## DATA
Begin

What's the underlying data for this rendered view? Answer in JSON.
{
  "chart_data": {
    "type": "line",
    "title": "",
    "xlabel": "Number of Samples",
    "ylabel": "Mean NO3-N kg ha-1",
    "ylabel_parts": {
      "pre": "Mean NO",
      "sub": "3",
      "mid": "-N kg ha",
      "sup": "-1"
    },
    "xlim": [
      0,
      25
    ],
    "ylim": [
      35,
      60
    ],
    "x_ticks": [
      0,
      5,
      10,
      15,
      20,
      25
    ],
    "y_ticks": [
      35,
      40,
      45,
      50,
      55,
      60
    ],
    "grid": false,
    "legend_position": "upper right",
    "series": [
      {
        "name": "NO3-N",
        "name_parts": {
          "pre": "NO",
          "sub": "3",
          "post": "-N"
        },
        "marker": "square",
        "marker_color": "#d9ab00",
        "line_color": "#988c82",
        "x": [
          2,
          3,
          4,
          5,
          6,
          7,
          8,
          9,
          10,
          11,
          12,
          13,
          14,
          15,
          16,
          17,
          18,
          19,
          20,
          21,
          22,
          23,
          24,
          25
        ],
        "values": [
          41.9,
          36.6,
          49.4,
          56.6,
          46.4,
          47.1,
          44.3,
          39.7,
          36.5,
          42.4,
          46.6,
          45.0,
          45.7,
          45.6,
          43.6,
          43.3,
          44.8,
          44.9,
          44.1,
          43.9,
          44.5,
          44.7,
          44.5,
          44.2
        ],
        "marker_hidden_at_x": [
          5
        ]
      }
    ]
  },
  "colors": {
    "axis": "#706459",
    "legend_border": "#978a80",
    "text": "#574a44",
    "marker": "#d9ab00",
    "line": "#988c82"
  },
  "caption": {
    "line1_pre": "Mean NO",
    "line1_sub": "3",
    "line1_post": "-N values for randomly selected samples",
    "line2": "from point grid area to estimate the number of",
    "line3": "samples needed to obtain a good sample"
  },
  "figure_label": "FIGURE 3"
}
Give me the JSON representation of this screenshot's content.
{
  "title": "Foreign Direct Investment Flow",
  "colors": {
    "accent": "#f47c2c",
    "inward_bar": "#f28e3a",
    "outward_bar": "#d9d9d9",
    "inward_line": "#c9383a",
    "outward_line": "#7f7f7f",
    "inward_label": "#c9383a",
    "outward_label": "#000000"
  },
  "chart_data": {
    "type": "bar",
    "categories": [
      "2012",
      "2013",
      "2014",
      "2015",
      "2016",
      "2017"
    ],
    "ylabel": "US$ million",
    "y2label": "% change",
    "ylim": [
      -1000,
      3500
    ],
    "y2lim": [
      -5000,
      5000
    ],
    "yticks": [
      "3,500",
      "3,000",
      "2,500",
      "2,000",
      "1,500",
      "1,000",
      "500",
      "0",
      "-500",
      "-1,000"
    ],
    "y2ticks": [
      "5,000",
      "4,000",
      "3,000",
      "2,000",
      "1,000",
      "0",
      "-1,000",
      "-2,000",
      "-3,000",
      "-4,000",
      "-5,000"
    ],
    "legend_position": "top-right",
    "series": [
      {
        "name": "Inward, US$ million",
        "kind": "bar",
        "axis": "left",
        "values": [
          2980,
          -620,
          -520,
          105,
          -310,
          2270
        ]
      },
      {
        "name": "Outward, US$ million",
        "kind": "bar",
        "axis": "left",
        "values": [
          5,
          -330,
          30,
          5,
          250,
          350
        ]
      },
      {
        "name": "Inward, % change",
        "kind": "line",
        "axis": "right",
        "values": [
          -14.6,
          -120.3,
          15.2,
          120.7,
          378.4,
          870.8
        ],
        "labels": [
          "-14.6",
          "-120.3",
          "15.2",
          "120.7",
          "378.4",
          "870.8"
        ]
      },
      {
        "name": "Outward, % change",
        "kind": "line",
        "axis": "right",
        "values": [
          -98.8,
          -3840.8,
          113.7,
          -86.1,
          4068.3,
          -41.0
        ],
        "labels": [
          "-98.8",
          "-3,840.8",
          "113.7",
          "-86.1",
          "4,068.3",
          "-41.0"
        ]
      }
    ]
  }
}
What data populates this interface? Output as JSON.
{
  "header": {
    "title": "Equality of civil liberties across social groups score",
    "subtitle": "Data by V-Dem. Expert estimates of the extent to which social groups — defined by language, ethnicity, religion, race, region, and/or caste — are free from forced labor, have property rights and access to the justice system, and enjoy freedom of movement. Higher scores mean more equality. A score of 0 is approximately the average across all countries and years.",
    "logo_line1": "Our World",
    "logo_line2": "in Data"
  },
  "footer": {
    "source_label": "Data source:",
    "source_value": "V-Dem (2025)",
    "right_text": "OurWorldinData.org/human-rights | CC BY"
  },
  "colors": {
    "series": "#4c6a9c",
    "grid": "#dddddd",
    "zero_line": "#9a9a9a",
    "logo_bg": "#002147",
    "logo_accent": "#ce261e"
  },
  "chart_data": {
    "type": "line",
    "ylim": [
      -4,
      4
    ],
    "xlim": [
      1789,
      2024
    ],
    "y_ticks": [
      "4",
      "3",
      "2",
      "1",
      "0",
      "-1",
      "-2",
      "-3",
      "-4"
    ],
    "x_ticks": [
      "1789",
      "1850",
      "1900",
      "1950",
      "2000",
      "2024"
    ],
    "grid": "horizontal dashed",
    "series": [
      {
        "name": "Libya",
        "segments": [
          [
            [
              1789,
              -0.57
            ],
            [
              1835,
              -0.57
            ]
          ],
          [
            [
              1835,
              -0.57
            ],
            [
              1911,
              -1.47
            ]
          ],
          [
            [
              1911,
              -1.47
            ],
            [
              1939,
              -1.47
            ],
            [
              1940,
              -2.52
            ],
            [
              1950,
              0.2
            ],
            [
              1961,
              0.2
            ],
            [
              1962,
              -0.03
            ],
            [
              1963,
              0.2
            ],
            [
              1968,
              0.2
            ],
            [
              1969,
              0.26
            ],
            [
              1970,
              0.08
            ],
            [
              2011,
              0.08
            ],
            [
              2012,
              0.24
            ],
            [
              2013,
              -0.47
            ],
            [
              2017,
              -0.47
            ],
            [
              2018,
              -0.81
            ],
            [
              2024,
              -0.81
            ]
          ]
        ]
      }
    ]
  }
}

End

## TASK REQUIREMENTS
Provide only the number of lines in the records containing the string "social".

## ANSWER TO THIS EXERCISE
2